- [Given request]: Examine the records and identify each line that includes the string "budaya". Copy those lines.

- [Input material]:
□ □ □ □

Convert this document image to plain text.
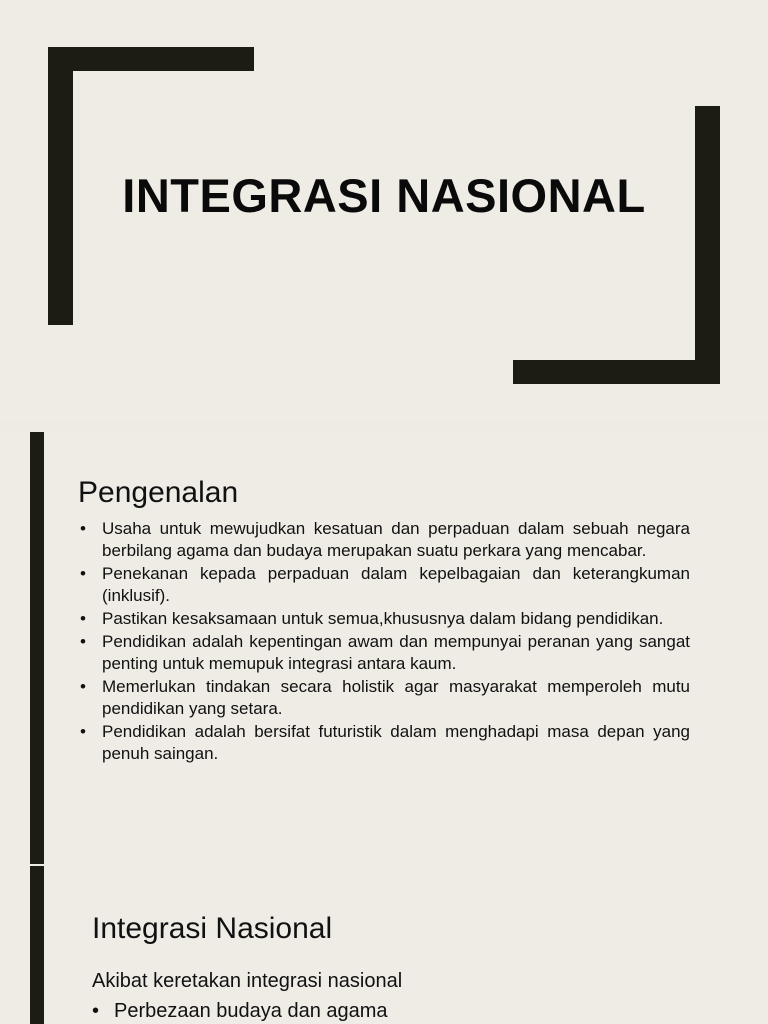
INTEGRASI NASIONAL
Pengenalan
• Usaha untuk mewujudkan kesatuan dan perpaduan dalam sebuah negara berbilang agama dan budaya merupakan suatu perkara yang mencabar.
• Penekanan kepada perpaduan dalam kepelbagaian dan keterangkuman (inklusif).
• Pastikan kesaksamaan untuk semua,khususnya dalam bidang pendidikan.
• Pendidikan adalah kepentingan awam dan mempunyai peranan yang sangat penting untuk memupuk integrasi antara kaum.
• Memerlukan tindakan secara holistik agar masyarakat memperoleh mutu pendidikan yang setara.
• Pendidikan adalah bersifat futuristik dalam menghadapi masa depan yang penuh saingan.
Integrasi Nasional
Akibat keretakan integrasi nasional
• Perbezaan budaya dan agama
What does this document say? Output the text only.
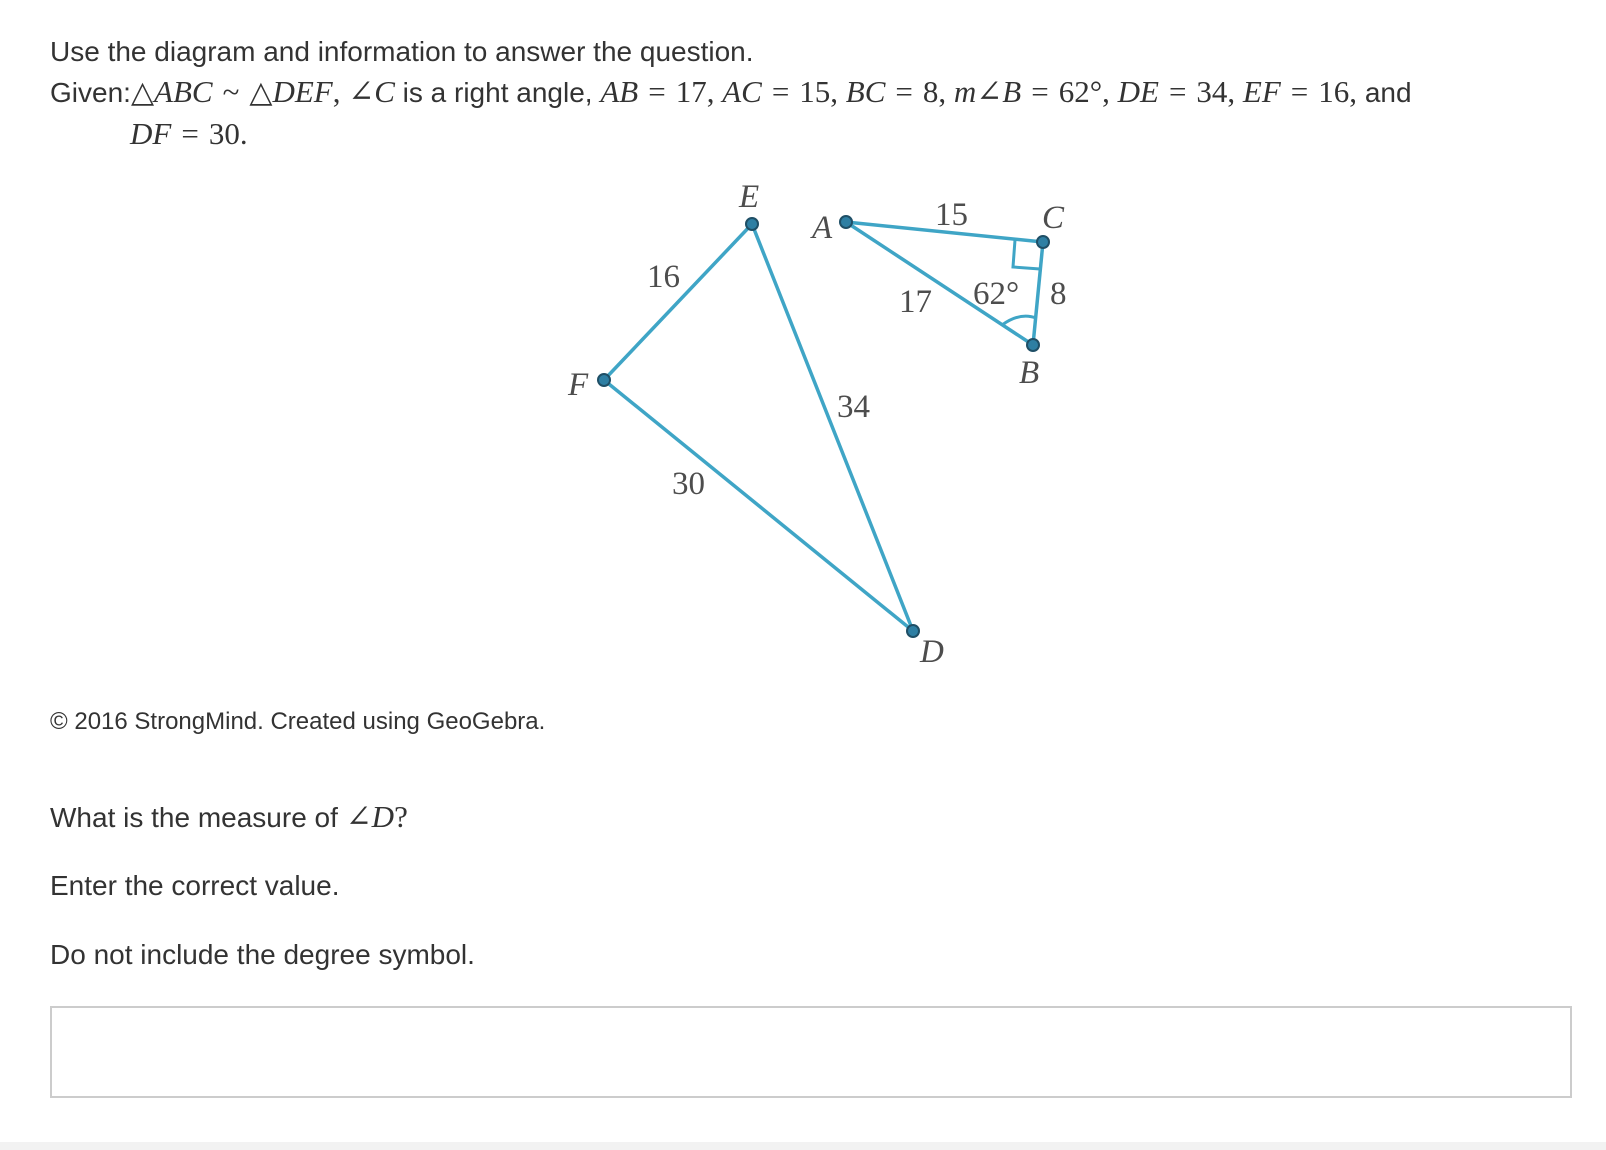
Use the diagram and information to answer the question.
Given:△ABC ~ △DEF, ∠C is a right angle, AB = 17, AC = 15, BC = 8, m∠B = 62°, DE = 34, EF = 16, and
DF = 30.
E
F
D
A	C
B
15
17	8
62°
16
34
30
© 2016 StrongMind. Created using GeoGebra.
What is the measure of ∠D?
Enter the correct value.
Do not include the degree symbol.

□ □ □ □

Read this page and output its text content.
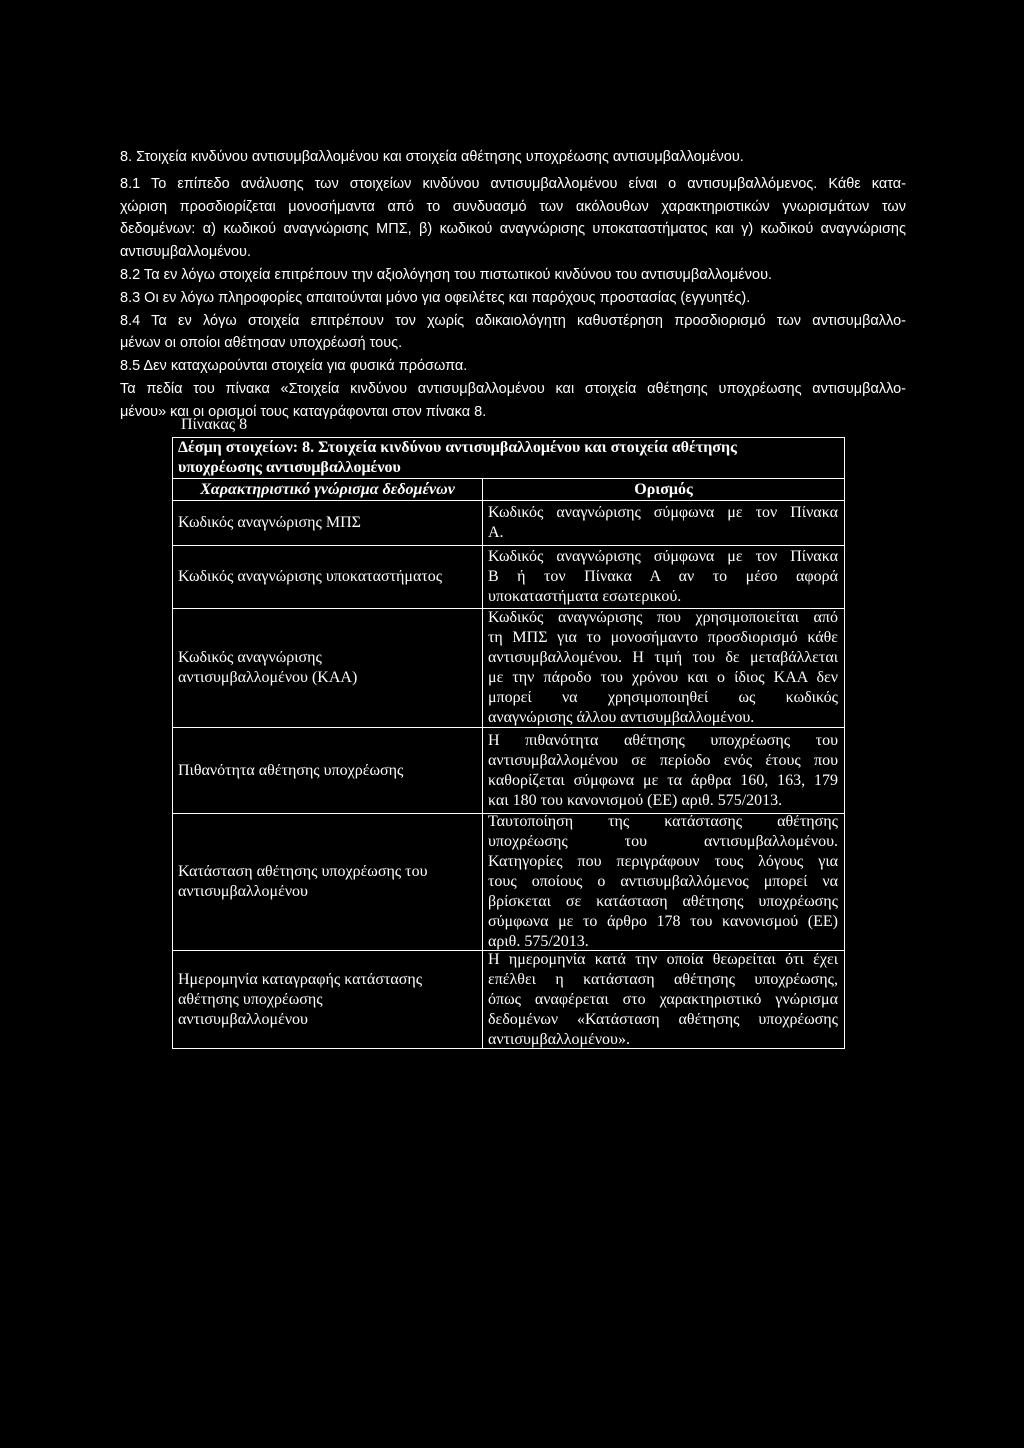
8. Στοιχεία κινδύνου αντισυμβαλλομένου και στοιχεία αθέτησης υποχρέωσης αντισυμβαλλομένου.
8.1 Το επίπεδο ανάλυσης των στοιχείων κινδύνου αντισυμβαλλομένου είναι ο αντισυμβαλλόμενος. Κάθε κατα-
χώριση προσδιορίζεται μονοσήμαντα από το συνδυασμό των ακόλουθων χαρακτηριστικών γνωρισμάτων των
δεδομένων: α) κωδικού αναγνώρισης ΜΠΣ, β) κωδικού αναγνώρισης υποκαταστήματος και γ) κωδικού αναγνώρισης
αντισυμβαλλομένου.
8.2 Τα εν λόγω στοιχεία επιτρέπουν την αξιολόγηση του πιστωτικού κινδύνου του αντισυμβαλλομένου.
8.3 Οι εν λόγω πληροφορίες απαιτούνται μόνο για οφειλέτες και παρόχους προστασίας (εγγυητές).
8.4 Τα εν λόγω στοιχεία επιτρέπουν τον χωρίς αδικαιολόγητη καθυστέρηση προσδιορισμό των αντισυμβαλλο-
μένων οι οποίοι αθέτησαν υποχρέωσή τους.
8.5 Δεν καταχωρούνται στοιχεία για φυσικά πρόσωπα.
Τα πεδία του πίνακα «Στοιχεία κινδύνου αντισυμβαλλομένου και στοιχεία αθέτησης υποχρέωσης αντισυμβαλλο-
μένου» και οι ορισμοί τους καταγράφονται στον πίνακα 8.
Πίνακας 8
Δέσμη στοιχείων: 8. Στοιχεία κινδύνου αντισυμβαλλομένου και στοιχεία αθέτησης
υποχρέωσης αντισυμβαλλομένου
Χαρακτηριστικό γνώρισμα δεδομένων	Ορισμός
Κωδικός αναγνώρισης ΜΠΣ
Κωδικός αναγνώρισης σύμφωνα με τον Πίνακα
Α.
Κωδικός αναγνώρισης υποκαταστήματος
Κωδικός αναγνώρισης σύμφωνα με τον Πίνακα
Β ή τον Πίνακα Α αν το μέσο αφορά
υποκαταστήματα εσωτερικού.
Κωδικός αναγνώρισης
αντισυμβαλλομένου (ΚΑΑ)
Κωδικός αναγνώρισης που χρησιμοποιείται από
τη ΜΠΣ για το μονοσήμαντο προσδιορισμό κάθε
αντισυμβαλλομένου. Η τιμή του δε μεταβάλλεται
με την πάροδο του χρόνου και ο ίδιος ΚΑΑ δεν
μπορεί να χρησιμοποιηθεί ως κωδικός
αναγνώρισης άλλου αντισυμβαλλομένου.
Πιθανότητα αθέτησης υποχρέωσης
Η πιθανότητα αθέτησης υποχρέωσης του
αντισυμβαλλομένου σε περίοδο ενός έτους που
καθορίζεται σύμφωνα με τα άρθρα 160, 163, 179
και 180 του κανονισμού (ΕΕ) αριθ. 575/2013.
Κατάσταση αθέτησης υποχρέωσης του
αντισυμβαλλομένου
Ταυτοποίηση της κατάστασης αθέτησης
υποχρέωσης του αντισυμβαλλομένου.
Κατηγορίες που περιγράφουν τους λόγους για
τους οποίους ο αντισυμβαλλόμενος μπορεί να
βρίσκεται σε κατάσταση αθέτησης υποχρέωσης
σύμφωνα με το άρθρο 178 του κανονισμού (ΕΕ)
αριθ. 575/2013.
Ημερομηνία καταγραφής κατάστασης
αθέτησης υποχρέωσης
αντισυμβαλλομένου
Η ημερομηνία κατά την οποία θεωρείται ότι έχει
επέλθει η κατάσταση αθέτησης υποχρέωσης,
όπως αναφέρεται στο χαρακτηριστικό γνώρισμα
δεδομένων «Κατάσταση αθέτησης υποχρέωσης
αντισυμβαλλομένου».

□ □ □ □

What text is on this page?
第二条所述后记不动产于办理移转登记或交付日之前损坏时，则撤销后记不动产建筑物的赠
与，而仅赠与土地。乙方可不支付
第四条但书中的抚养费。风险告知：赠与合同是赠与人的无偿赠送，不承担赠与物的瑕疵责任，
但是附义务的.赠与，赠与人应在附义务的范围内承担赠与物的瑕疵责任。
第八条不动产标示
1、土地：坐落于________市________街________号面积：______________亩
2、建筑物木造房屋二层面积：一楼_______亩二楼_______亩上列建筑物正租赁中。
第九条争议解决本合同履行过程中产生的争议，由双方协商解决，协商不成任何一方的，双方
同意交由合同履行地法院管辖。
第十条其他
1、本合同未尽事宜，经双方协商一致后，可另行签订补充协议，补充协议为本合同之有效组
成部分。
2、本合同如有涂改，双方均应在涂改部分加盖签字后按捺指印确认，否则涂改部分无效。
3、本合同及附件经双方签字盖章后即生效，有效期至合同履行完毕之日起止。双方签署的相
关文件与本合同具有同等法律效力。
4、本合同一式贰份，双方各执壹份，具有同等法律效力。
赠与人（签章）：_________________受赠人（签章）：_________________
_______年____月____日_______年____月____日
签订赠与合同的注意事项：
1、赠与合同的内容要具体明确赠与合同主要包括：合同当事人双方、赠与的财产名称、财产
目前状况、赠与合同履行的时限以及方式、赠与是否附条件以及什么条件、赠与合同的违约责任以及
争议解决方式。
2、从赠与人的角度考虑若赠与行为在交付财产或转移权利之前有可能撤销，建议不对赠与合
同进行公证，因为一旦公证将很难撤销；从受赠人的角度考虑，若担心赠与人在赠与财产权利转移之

□ □ □ □

- [Result]:
• Usaha untuk mewujudkan kesatuan dan perpaduan dalam sebuah negara berbilang agama dan budaya merupakan suatu perkara yang mencabar.
• Perbezaan budaya dan agama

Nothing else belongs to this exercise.